*Stored data:*
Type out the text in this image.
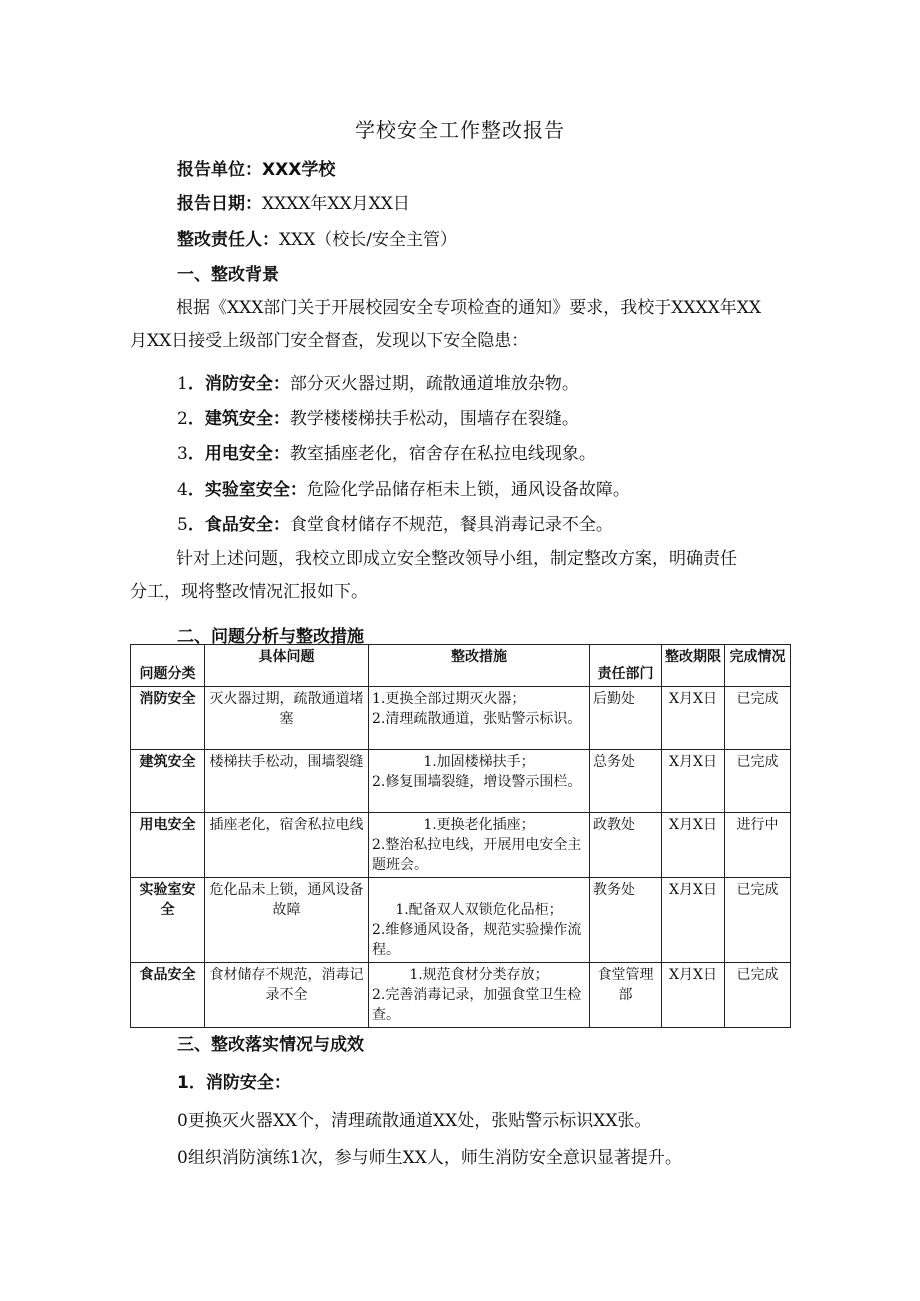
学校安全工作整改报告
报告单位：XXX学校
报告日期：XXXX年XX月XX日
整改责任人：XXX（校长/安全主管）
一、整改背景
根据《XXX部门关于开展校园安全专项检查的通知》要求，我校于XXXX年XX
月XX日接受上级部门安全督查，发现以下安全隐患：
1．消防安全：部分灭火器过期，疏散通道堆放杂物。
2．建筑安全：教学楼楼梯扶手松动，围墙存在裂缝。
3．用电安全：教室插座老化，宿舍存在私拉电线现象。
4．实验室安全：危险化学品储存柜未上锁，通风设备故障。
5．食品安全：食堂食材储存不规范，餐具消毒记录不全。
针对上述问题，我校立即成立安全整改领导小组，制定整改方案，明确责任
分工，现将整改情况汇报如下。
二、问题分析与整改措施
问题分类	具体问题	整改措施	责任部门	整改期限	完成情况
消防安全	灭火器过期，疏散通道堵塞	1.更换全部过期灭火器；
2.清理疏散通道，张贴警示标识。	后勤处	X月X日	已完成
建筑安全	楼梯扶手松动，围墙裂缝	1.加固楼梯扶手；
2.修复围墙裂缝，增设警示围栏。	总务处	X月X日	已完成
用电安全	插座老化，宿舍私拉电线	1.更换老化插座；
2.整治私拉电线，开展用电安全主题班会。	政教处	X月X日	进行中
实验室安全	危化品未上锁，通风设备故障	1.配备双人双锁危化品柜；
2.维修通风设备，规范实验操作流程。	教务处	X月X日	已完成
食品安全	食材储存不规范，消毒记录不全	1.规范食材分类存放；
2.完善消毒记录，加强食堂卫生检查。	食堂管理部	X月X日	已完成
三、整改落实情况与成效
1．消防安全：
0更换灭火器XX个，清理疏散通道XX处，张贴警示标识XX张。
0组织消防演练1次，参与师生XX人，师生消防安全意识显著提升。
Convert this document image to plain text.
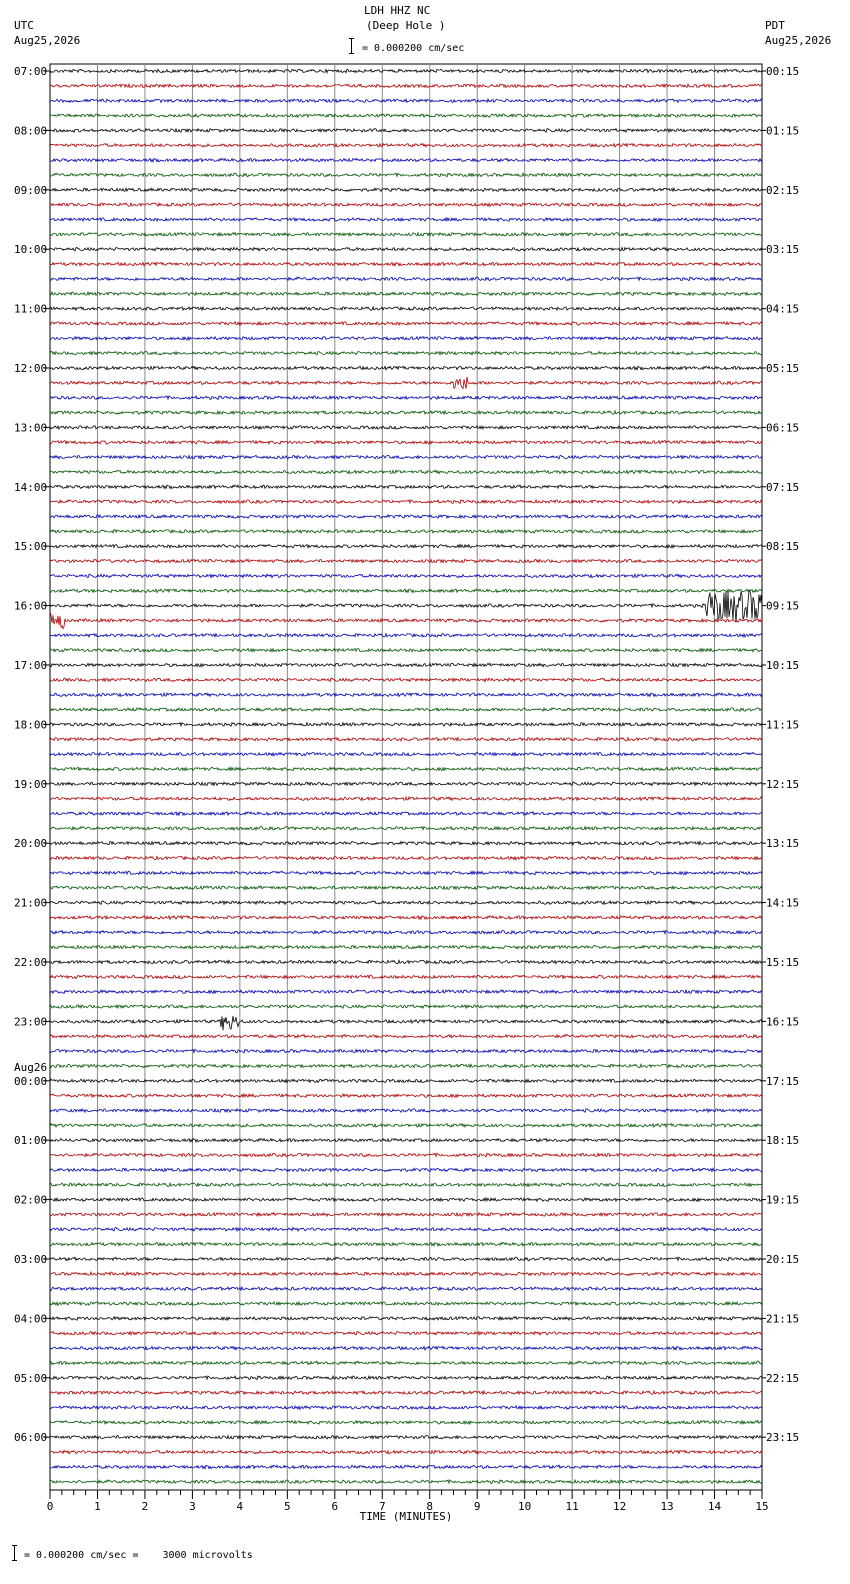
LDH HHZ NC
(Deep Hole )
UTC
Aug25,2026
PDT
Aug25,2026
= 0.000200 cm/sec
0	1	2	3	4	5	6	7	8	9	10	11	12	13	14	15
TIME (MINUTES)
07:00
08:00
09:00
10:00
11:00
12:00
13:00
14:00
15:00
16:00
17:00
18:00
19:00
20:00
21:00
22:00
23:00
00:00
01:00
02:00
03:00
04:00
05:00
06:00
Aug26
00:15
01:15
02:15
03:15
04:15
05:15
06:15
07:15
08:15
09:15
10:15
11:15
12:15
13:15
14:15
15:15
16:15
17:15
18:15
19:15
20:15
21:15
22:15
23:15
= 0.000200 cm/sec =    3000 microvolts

*Written request:*
Make an exact copy of the data above, pictures excluded.

*Output for this task:*
Type out the text in this image.
学校安全工作整改报告
报告单位：XXX学校
报告日期：XXXX年XX月XX日
整改责任人：XXX（校长/安全主管）
一、整改背景
根据《XXX部门关于开展校园安全专项检查的通知》要求，我校于XXXX年XX
月XX日接受上级部门安全督查，发现以下安全隐患：
1．消防安全：部分灭火器过期，疏散通道堆放杂物。
2．建筑安全：教学楼楼梯扶手松动，围墙存在裂缝。
3．用电安全：教室插座老化，宿舍存在私拉电线现象。
4．实验室安全：危险化学品储存柜未上锁，通风设备故障。
5．食品安全：食堂食材储存不规范，餐具消毒记录不全。
针对上述问题，我校立即成立安全整改领导小组，制定整改方案，明确责任
分工，现将整改情况汇报如下。
二、问题分析与整改措施
问题分类	具体问题	整改措施	责任部门	整改期限	完成情况
消防安全	灭火器过期，疏散通道堵塞	1.更换全部过期灭火器；
2.清理疏散通道，张贴警示标识。	后勤处	X月X日	已完成
建筑安全	楼梯扶手松动，围墙裂缝	1.加固楼梯扶手；
2.修复围墙裂缝，增设警示围栏。	总务处	X月X日	已完成
用电安全	插座老化，宿舍私拉电线	1.更换老化插座；
2.整治私拉电线，开展用电安全主题班会。	政教处	X月X日	进行中
实验室安全	危化品未上锁，通风设备故障	1.配备双人双锁危化品柜；
2.维修通风设备，规范实验操作流程。	教务处	X月X日	已完成
食品安全	食材储存不规范，消毒记录不全	1.规范食材分类存放；
2.完善消毒记录，加强食堂卫生检查。	食堂管理部	X月X日	已完成
三、整改落实情况与成效
1．消防安全：
0更换灭火器XX个，清理疏散通道XX处，张贴警示标识XX张。
0组织消防演练1次，参与师生XX人，师生消防安全意识显著提升。
Convert this document image to plain text.
LDH HHZ NC
(Deep Hole )
UTC
Aug25,2026
PDT
Aug25,2026
= 0.000200 cm/sec
0	1	2	3	4	5	6	7	8	9	10	11	12	13	14	15
TIME (MINUTES)
07:00
08:00
09:00
10:00
11:00
12:00
13:00
14:00
15:00
16:00
17:00
18:00
19:00
20:00
21:00
22:00
23:00
00:00
01:00
02:00
03:00
04:00
05:00
06:00
Aug26
00:15
01:15
02:15
03:15
04:15
05:15
06:15
07:15
08:15
09:15
10:15
11:15
12:15
13:15
14:15
15:15
16:15
17:15
18:15
19:15
20:15
21:15
22:15
23:15
= 0.000200 cm/sec =    3000 microvolts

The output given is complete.